[Layout annotation listing]
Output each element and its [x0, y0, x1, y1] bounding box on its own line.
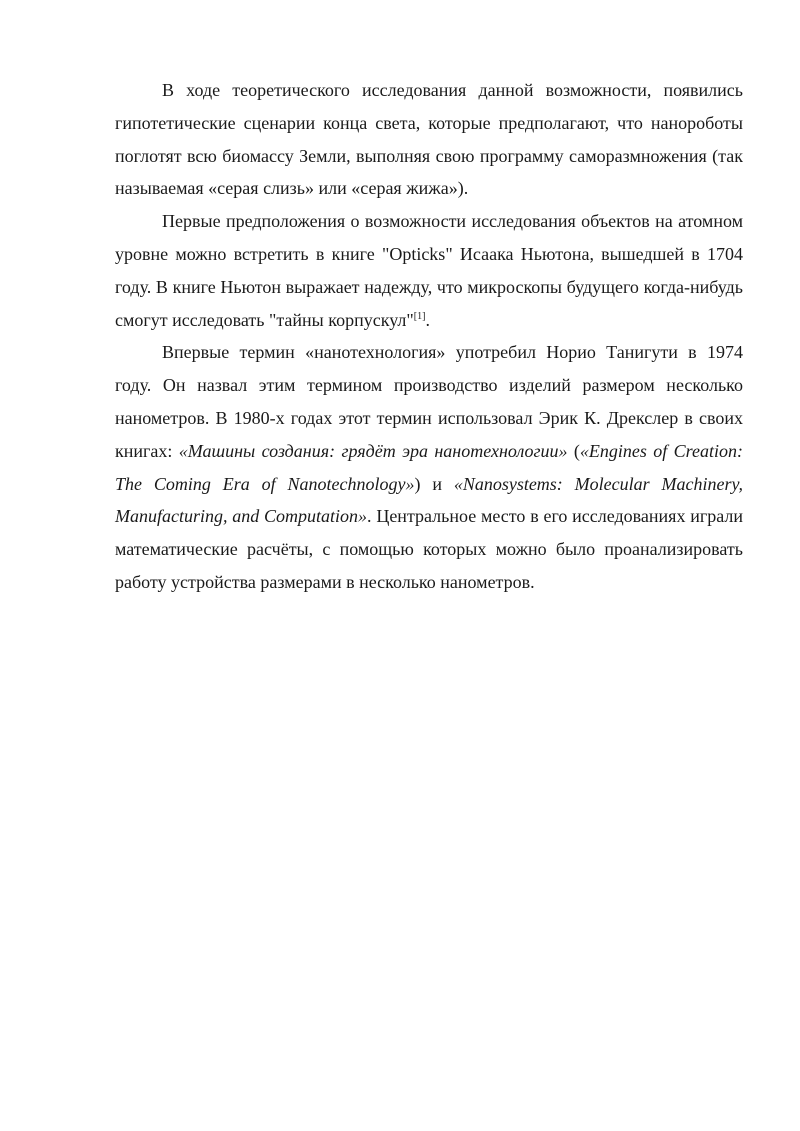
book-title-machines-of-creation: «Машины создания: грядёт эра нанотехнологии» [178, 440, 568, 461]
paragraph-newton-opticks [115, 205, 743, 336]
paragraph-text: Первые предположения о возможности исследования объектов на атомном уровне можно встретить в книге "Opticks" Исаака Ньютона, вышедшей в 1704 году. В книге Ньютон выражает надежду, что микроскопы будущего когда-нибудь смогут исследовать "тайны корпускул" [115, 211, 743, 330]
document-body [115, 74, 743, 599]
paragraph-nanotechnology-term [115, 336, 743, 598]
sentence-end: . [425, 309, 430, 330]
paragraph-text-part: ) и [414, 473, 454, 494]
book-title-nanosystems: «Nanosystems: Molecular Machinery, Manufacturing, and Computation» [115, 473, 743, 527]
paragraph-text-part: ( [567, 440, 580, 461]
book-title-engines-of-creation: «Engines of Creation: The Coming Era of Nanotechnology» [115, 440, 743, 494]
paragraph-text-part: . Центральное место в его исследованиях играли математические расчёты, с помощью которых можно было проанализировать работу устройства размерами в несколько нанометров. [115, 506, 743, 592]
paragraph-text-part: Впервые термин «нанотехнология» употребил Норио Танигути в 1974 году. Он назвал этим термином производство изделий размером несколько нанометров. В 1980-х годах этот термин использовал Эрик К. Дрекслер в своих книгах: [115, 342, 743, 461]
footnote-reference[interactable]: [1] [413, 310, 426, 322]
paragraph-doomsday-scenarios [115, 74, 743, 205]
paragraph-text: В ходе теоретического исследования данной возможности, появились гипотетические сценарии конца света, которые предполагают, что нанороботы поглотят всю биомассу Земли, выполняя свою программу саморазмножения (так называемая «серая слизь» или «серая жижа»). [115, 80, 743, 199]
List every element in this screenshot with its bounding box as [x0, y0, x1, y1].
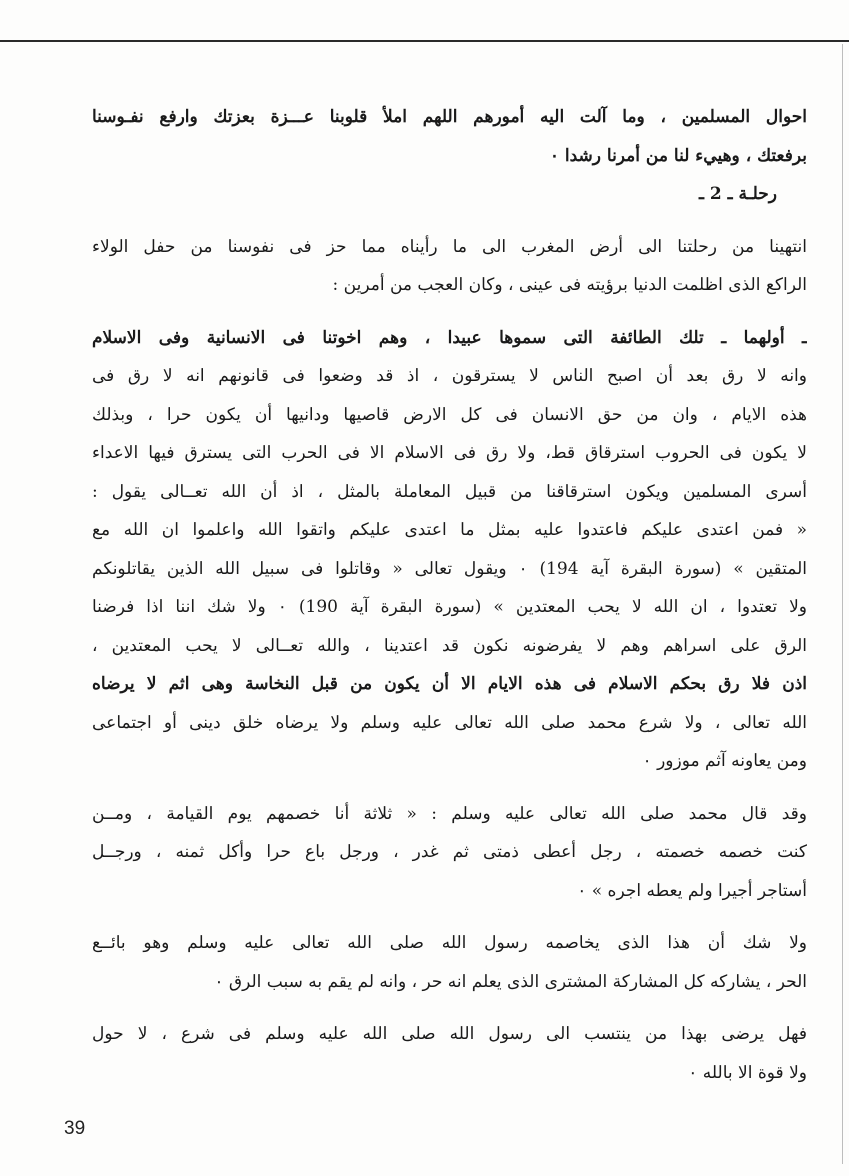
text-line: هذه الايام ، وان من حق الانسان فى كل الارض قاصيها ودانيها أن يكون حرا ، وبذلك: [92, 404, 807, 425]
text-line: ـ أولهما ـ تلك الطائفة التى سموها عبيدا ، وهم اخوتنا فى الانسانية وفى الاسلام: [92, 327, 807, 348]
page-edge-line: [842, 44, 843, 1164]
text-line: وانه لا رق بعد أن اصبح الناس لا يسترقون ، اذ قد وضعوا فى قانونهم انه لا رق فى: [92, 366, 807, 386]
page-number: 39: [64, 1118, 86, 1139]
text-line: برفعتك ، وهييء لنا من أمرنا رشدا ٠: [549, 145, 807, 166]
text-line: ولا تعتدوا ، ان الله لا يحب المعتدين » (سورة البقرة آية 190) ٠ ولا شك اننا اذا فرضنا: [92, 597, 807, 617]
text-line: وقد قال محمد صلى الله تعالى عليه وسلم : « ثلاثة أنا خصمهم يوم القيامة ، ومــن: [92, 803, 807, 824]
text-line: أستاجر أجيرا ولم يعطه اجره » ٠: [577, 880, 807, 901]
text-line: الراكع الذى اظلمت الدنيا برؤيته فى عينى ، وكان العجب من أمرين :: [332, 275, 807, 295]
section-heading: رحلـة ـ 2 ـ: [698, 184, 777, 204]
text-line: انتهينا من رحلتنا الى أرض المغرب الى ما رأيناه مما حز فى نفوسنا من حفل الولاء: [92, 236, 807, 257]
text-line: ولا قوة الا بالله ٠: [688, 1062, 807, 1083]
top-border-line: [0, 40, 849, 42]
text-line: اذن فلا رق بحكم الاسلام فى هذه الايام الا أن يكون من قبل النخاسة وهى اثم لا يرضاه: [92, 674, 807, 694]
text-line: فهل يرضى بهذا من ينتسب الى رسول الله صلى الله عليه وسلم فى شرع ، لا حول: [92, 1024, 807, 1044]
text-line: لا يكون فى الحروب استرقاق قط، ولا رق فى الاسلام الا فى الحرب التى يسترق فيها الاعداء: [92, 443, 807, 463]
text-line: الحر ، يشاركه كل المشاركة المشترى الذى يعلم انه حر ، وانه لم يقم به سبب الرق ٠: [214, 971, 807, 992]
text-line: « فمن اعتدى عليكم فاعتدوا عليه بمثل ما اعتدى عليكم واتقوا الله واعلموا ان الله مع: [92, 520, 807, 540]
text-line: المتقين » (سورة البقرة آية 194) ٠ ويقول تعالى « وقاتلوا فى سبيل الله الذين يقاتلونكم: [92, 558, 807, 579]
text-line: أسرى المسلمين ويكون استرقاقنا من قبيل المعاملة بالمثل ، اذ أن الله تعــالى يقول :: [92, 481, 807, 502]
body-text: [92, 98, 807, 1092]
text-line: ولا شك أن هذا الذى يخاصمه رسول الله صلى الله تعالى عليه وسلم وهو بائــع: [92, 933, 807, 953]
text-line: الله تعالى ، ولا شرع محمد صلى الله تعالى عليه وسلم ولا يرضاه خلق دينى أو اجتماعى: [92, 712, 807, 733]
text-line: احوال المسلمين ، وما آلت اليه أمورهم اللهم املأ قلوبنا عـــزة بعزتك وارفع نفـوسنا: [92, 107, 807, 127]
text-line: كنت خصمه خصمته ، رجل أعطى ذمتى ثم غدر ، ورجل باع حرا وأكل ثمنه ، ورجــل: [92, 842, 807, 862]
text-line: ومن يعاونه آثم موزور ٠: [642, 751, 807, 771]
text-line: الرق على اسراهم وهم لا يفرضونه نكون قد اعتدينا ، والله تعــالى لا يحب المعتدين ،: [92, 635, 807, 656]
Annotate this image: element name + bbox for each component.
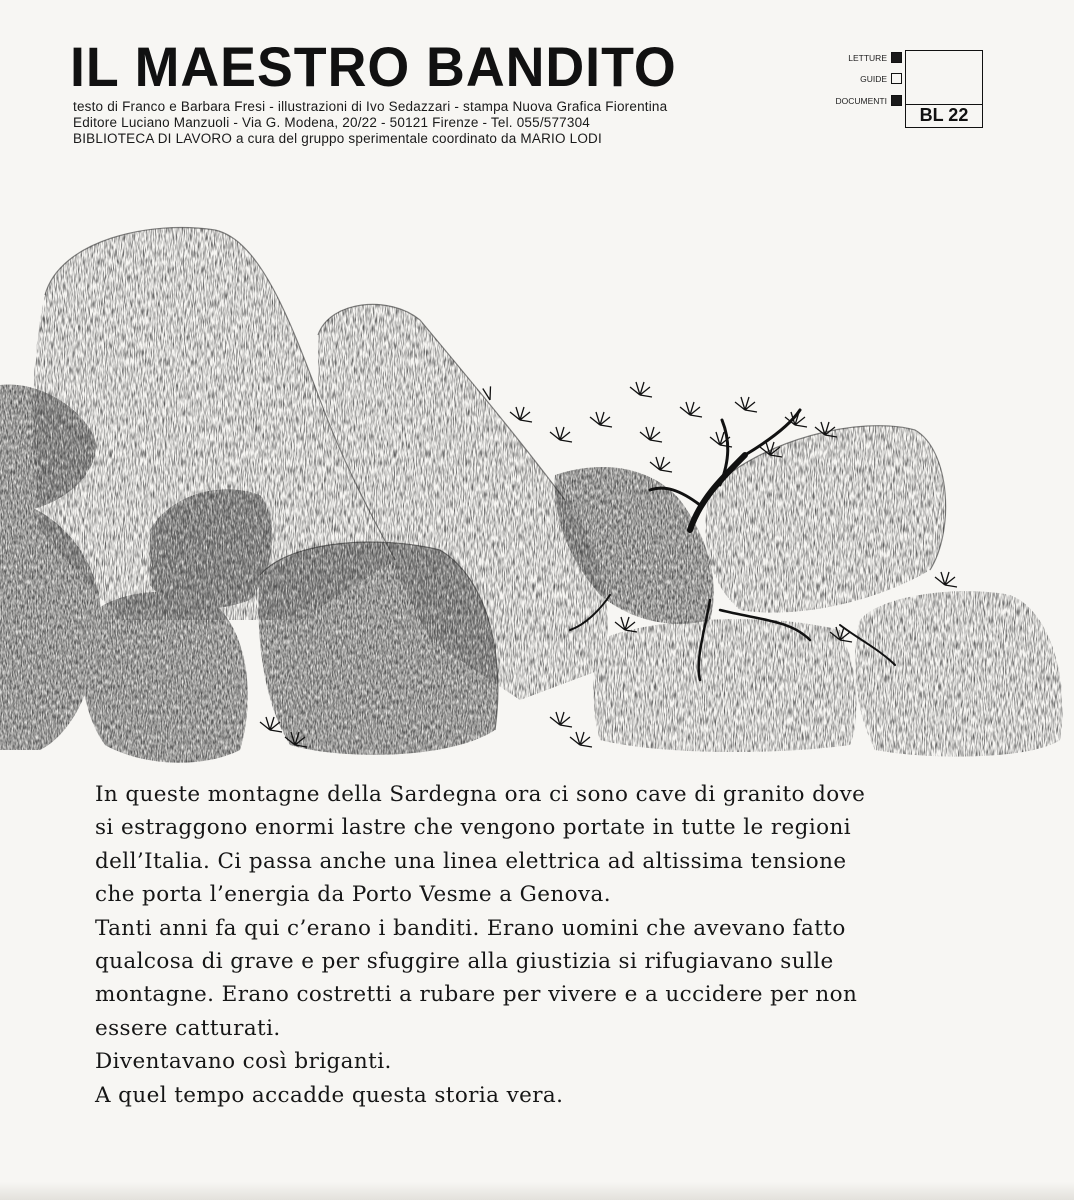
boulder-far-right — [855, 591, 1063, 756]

Exercise aim
Copy out the lines of the listing from the line containing "text-line: هذه الايام" up to and including the line containing "text-line: برفعتك ،", unchanged.

Correct response
text-line: هذه الايام ، وان من حق الانسان فى كل الارض قاصيها ودانيها أن يكون حرا ، وبذلك: [92, 404, 807, 425]
text-line: ـ أولهما ـ تلك الطائفة التى سموها عبيدا ، وهم اخوتنا فى الانسانية وفى الاسلام: [92, 327, 807, 348]
page-edge-line: [842, 44, 843, 1164]
text-line: وانه لا رق بعد أن اصبح الناس لا يسترقون ، اذ قد وضعوا فى قانونهم انه لا رق فى: [92, 366, 807, 386]
page-number: 39: [64, 1118, 86, 1139]
text-line: برفعتك ، وهييء لنا من أمرنا رشدا ٠: [549, 145, 807, 166]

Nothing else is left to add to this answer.